**Written task**
Write out the whole listing, matching it exactly.

Lines of data
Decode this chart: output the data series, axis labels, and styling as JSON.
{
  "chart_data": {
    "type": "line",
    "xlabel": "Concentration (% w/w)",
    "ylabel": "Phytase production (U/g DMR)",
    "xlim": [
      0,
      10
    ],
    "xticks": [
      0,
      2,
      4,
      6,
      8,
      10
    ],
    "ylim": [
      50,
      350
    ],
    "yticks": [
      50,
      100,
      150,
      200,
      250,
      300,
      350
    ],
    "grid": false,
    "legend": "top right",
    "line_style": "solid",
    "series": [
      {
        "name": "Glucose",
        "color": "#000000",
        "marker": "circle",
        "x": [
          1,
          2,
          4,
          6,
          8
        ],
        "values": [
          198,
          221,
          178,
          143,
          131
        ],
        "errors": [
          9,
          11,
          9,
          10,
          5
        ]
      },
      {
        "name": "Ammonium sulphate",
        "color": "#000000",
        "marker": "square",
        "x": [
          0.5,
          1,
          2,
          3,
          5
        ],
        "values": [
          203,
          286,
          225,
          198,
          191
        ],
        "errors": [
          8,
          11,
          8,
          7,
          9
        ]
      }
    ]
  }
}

**Expected answer**
Decode this chart: output the data series, axis labels, and styling as JSON.
{
  "chart_data": {
    "type": "line",
    "xlabel": "Concentration (% w/w)",
    "ylabel": "Phytase production (U/g DMR)",
    "xlim": [
      0,
      10
    ],
    "xticks": [
      0,
      2,
      4,
      6,
      8,
      10
    ],
    "ylim": [
      50,
      350
    ],
    "yticks": [
      50,
      100,
      150,
      200,
      250,
      300,
      350
    ],
    "grid": false,
    "legend": "top right",
    "line_style": "solid",
    "series": [
      {
        "name": "Glucose",
        "color": "#000000",
        "marker": "circle",
        "x": [
          1,
          2,
          4,
          6,
          8
        ],
        "values": [
          198,
          221,
          178,
          143,
          131
        ],
        "errors": [
          9,
          11,
          9,
          10,
          5
        ]
      },
      {
        "name": "Ammonium sulphate",
        "color": "#000000",
        "marker": "square",
        "x": [
          0.5,
          1,
          2,
          3,
          5
        ],
        "values": [
          203,
          286,
          225,
          198,
          191
        ],
        "errors": [
          8,
          11,
          8,
          7,
          9
        ]
      }
    ]
  }
}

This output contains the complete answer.